Records shown.
○ ○ ○ ○ ○ ○ ○
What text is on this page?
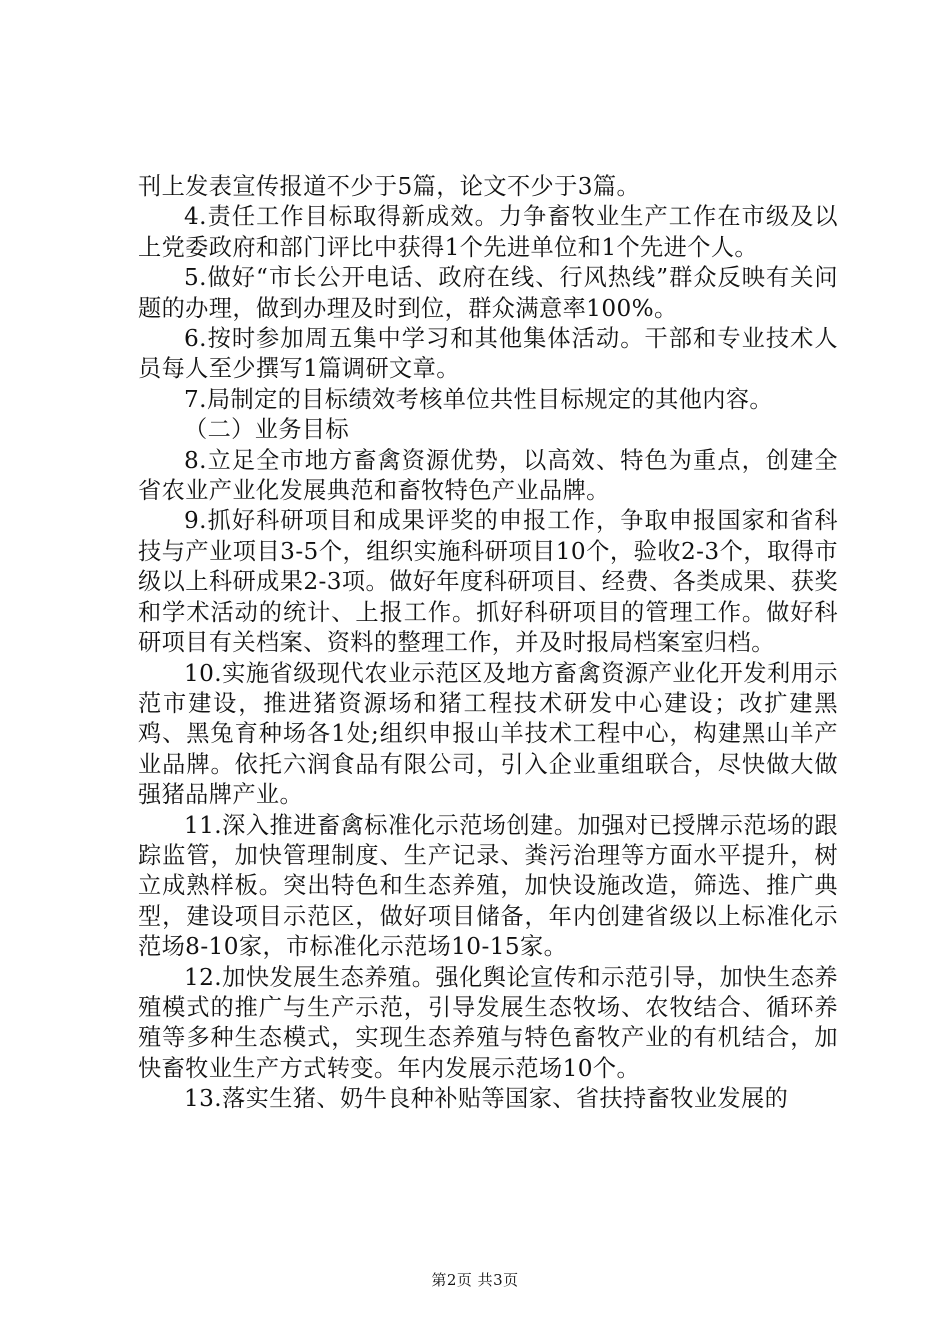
刊上发表宣传报道不少于5篇，论文不少于3篇。

4.责任工作目标取得新成效。力争畜牧业生产工作在市级及以上党委政府和部门评比中获得1个先进单位和1个先进个人。

5.做好“市长公开电话、政府在线、行风热线”群众反映有关问题的办理，做到办理及时到位，群众满意率100%。

6.按时参加周五集中学习和其他集体活动。干部和专业技术人员每人至少撰写1篇调研文章。

7.局制定的目标绩效考核单位共性目标规定的其他内容。

（二）业务目标

8.立足全市地方畜禽资源优势，以高效、特色为重点，创建全省农业产业化发展典范和畜牧特色产业品牌。

9.抓好科研项目和成果评奖的申报工作，争取申报国家和省科技与产业项目3-5个，组织实施科研项目10个，验收2-3个，取得市级以上科研成果2-3项。做好年度科研项目、经费、各类成果、获奖和学术活动的统计、上报工作。抓好科研项目的管理工作。做好科研项目有关档案、资料的整理工作，并及时报局档案室归档。

10.实施省级现代农业示范区及地方畜禽资源产业化开发利用示范市建设，推进猪资源场和猪工程技术研发中心建设；改扩建黑鸡、黑兔育种场各1处;组织申报山羊技术工程中心，构建黑山羊产业品牌。依托六润食品有限公司，引入企业重组联合，尽快做大做强猪品牌产业。

11.深入推进畜禽标准化示范场创建。加强对已授牌示范场的跟踪监管，加快管理制度、生产记录、粪污治理等方面水平提升，树立成熟样板。突出特色和生态养殖，加快设施改造，筛选、推广典型，建设项目示范区，做好项目储备，年内创建省级以上标准化示范场8-10家，市标准化示范场10-15家。

12.加快发展生态养殖。强化舆论宣传和示范引导，加快生态养殖模式的推广与生产示范，引导发展生态牧场、农牧结合、循环养殖等多种生态模式，实现生态养殖与特色畜牧产业的有机结合，加快畜牧业生产方式转变。年内发展示范场10个。

13.落实生猪、奶牛良种补贴等国家、省扶持畜牧业发展的

第2页 共3页
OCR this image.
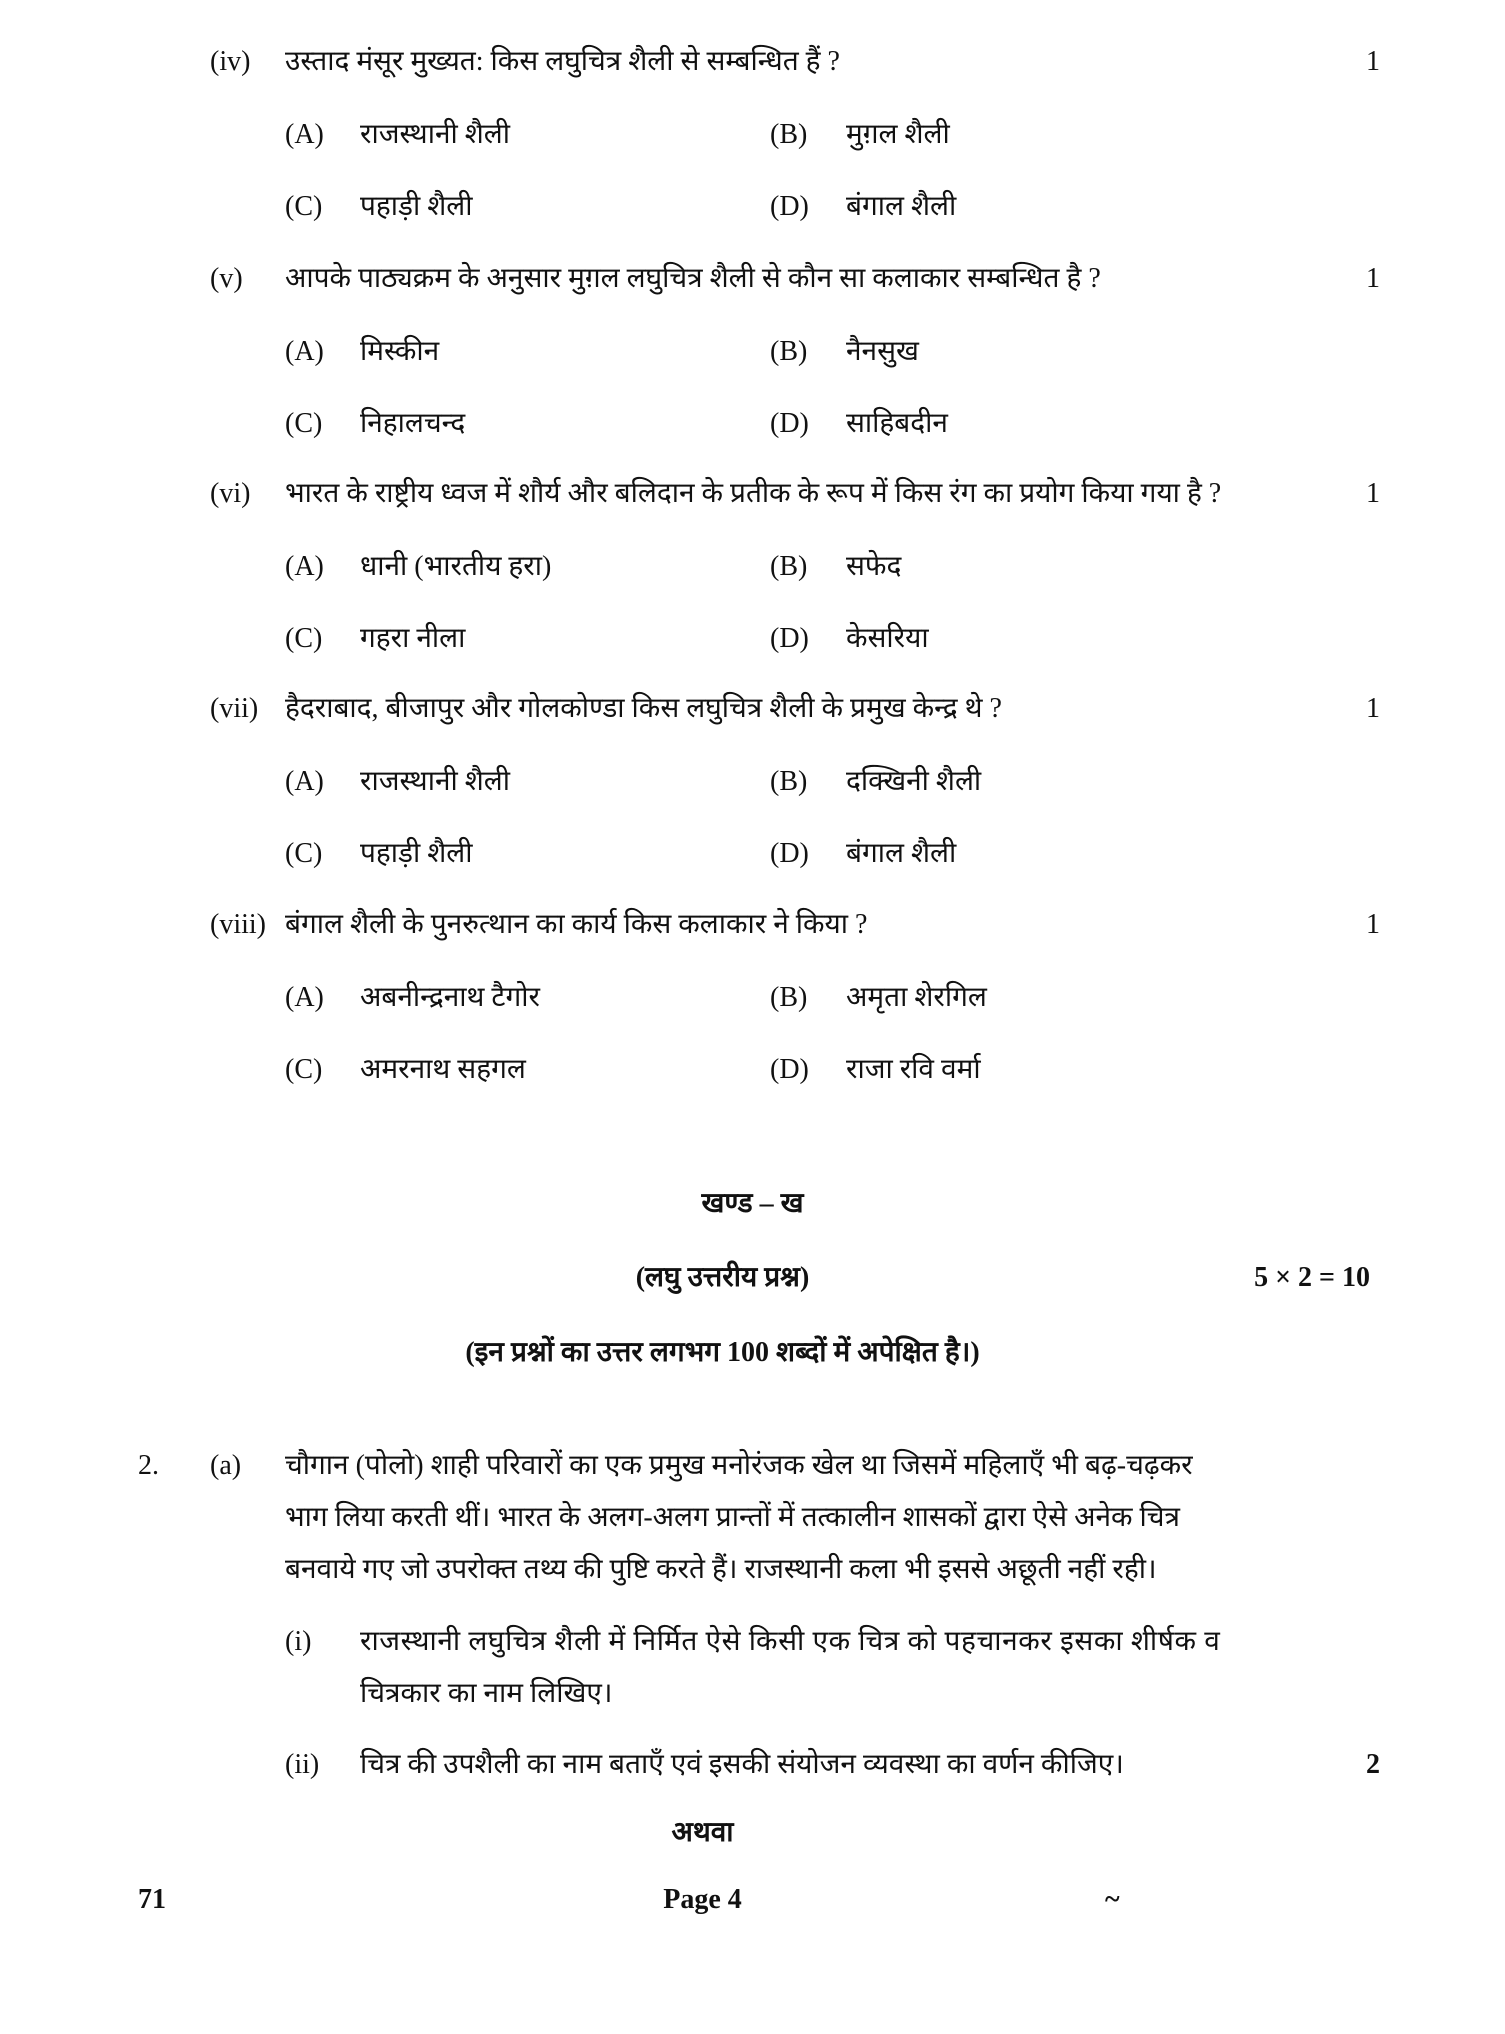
(iv) उस्ताद मंसूर मुख्यत: किस लघुचित्र शैली से सम्बन्धित हैं ?	1
(A) राजस्थानी शैली	(B) मुग़ल शैली
(C) पहाड़ी शैली	(D) बंगाल शैली
(v) आपके पाठ्यक्रम के अनुसार मुग़ल लघुचित्र शैली से कौन सा कलाकार सम्बन्धित है ?	1
(A) मिस्कीन	(B) नैनसुख
(C) निहालचन्द	(D) साहिबदीन
(vi) भारत के राष्ट्रीय ध्वज में शौर्य और बलिदान के प्रतीक के रूप में किस रंग का प्रयोग किया गया है ?	1
(A) धानी (भारतीय हरा)	(B) सफेद
(C) गहरा नीला	(D) केसरिया
(vii) हैदराबाद, बीजापुर और गोलकोण्डा किस लघुचित्र शैली के प्रमुख केन्द्र थे ?	1
(A) राजस्थानी शैली	(B) दक्खिनी शैली
(C) पहाड़ी शैली	(D) बंगाल शैली
(viii) बंगाल शैली के पुनरुत्थान का कार्य किस कलाकार ने किया ?	1
(A) अबनीन्द्रनाथ टैगोर	(B) अमृता शेरगिल
(C) अमरनाथ सहगल	(D) राजा रवि वर्मा
खण्ड – ख
(लघु उत्तरीय प्रश्न)	5 × 2 = 10
(इन प्रश्नों का उत्तर लगभग 100 शब्दों में अपेक्षित है।)
2. (a) चौगान (पोलो) शाही परिवारों का एक प्रमुख मनोरंजक खेल था जिसमें महिलाएँ भी बढ़-चढ़कर
भाग लिया करती थीं। भारत के अलग-अलग प्रान्तों में तत्कालीन शासकों द्वारा ऐसे अनेक चित्र
बनवाये गए जो उपरोक्त तथ्य की पुष्टि करते हैं। राजस्थानी कला भी इससे अछूती नहीं रही।
(i) राजस्थानी लघुचित्र शैली में निर्मित ऐसे किसी एक चित्र को पहचानकर इसका शीर्षक व
चित्रकार का नाम लिखिए।
(ii) चित्र की उपशैली का नाम बताएँ एवं इसकी संयोजन व्यवस्था का वर्णन कीजिए।	2
अथवा
71	Page 4	~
○ ○ ○ ○ ○ ○ ○
Stated problem. Using the listing above, pull out all lines that hold the word "this".

Complete answer.
What text is on this page?
OCR this image.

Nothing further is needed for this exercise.